** START Provided data **

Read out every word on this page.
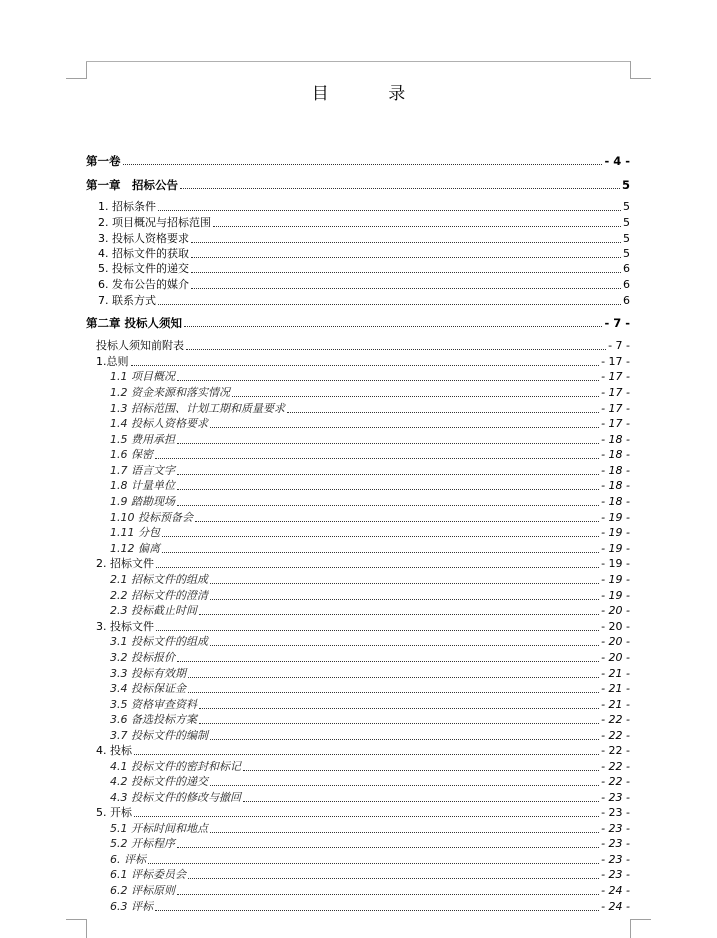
目 录
第一卷	- 4 -
第一章　招标公告	5
1. 招标条件	5
2. 项目概况与招标范围	5
3. 投标人资格要求	5
4. 招标文件的获取	5
5. 投标文件的递交	6
6. 发布公告的媒介	6
7. 联系方式	6
第二章 投标人须知	- 7 -
投标人须知前附表	- 7 -
1.总则	- 17 -
1.1 项目概况	- 17 -
1.2 资金来源和落实情况	- 17 -
1.3 招标范围、计划工期和质量要求	- 17 -
1.4 投标人资格要求	- 17 -
1.5 费用承担	- 18 -
1.6 保密	- 18 -
1.7 语言文字	- 18 -
1.8 计量单位	- 18 -
1.9 踏勘现场	- 18 -
1.10 投标预备会	- 19 -
1.11 分包	- 19 -
1.12 偏离	- 19 -
2. 招标文件	- 19 -
2.1 招标文件的组成	- 19 -
2.2 招标文件的澄清	- 19 -
2.3 投标截止时间	- 20 -
3. 投标文件	- 20 -
3.1 投标文件的组成	- 20 -
3.2 投标报价	- 20 -
3.3 投标有效期	- 21 -
3.4 投标保证金	- 21 -
3.5 资格审查资料	- 21 -
3.6 备选投标方案	- 22 -
3.7 投标文件的编制	- 22 -
4. 投标	- 22 -
4.1 投标文件的密封和标记	- 22 -
4.2 投标文件的递交	- 22 -
4.3 投标文件的修改与撤回	- 23 -
5. 开标	- 23 -
5.1 开标时间和地点	- 23 -
5.2 开标程序	- 23 -
6. 评标	- 23 -
6.1 评标委员会	- 23 -
6.2 评标原则	- 24 -
6.3 评标	- 24 -
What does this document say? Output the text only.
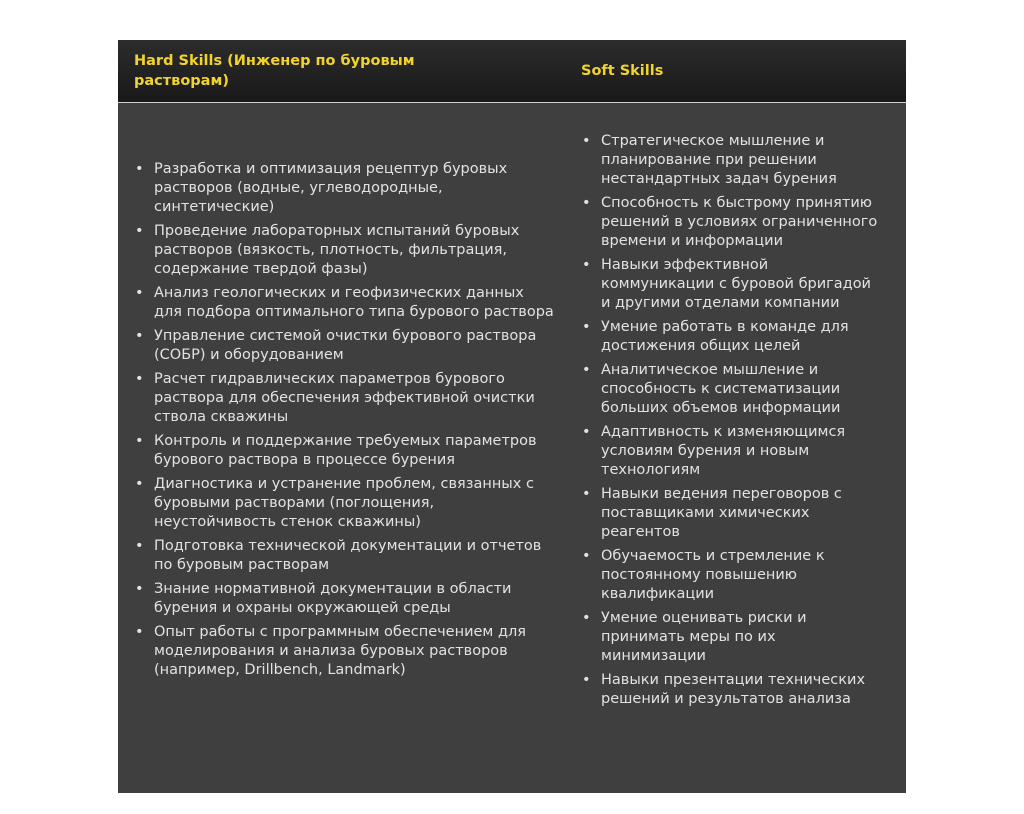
Hard Skills (Инженер по буровым растворам)
Soft Skills
• Разработка и оптимизация рецептур буровых растворов (водные, углеводородные, синтетические)
• Проведение лабораторных испытаний буровых растворов (вязкость, плотность, фильтрация, содержание твердой фазы)
• Анализ геологических и геофизических данных для подбора оптимального типа бурового раствора
• Управление системой очистки бурового раствора (СОБР) и оборудованием
• Расчет гидравлических параметров бурового раствора для обеспечения эффективной очистки ствола скважины
• Контроль и поддержание требуемых параметров бурового раствора в процессе бурения
• Диагностика и устранение проблем, связанных с буровыми растворами (поглощения, неустойчивость стенок скважины)
• Подготовка технической документации и отчетов по буровым растворам
• Знание нормативной документации в области бурения и охраны окружающей среды
• Опыт работы с программным обеспечением для моделирования и анализа буровых растворов (например, Drillbench, Landmark)
• Стратегическое мышление и планирование при решении нестандартных задач бурения
• Способность к быстрому принятию решений в условиях ограниченного времени и информации
• Навыки эффективной коммуникации с буровой бригадой и другими отделами компании
• Умение работать в команде для достижения общих целей
• Аналитическое мышление и способность к систематизации больших объемов информации
• Адаптивность к изменяющимся условиям бурения и новым технологиям
• Навыки ведения переговоров с поставщиками химических реагентов
• Обучаемость и стремление к постоянному повышению квалификации
• Умение оценивать риски и принимать меры по их минимизации
• Навыки презентации технических решений и результатов анализа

** END Provided data **

Exercise directions:
Retype every entry verbatim and exclude the pictures from the copy.

Expected output:
Read out every word on this page.
目 录
第一卷	- 4 -
第一章　招标公告	5
1. 招标条件	5
2. 项目概况与招标范围	5
3. 投标人资格要求	5
4. 招标文件的获取	5
5. 投标文件的递交	6
6. 发布公告的媒介	6
7. 联系方式	6
第二章 投标人须知	- 7 -
投标人须知前附表	- 7 -
1.总则	- 17 -
1.1 项目概况	- 17 -
1.2 资金来源和落实情况	- 17 -
1.3 招标范围、计划工期和质量要求	- 17 -
1.4 投标人资格要求	- 17 -
1.5 费用承担	- 18 -
1.6 保密	- 18 -
1.7 语言文字	- 18 -
1.8 计量单位	- 18 -
1.9 踏勘现场	- 18 -
1.10 投标预备会	- 19 -
1.11 分包	- 19 -
1.12 偏离	- 19 -
2. 招标文件	- 19 -
2.1 招标文件的组成	- 19 -
2.2 招标文件的澄清	- 19 -
2.3 投标截止时间	- 20 -
3. 投标文件	- 20 -
3.1 投标文件的组成	- 20 -
3.2 投标报价	- 20 -
3.3 投标有效期	- 21 -
3.4 投标保证金	- 21 -
3.5 资格审查资料	- 21 -
3.6 备选投标方案	- 22 -
3.7 投标文件的编制	- 22 -
4. 投标	- 22 -
4.1 投标文件的密封和标记	- 22 -
4.2 投标文件的递交	- 22 -
4.3 投标文件的修改与撤回	- 23 -
5. 开标	- 23 -
5.1 开标时间和地点	- 23 -
5.2 开标程序	- 23 -
6. 评标	- 23 -
6.1 评标委员会	- 23 -
6.2 评标原则	- 24 -
6.3 评标	- 24 -
What does this document say? Output the text only.
Hard Skills (Инженер по буровым растворам)
Soft Skills
• Разработка и оптимизация рецептур буровых растворов (водные, углеводородные, синтетические)
• Проведение лабораторных испытаний буровых растворов (вязкость, плотность, фильтрация, содержание твердой фазы)
• Анализ геологических и геофизических данных для подбора оптимального типа бурового раствора
• Управление системой очистки бурового раствора (СОБР) и оборудованием
• Расчет гидравлических параметров бурового раствора для обеспечения эффективной очистки ствола скважины
• Контроль и поддержание требуемых параметров бурового раствора в процессе бурения
• Диагностика и устранение проблем, связанных с буровыми растворами (поглощения, неустойчивость стенок скважины)
• Подготовка технической документации и отчетов по буровым растворам
• Знание нормативной документации в области бурения и охраны окружающей среды
• Опыт работы с программным обеспечением для моделирования и анализа буровых растворов (например, Drillbench, Landmark)
• Стратегическое мышление и планирование при решении нестандартных задач бурения
• Способность к быстрому принятию решений в условиях ограниченного времени и информации
• Навыки эффективной коммуникации с буровой бригадой и другими отделами компании
• Умение работать в команде для достижения общих целей
• Аналитическое мышление и способность к систематизации больших объемов информации
• Адаптивность к изменяющимся условиям бурения и новым технологиям
• Навыки ведения переговоров с поставщиками химических реагентов
• Обучаемость и стремление к постоянному повышению квалификации
• Умение оценивать риски и принимать меры по их минимизации
• Навыки презентации технических решений и результатов анализа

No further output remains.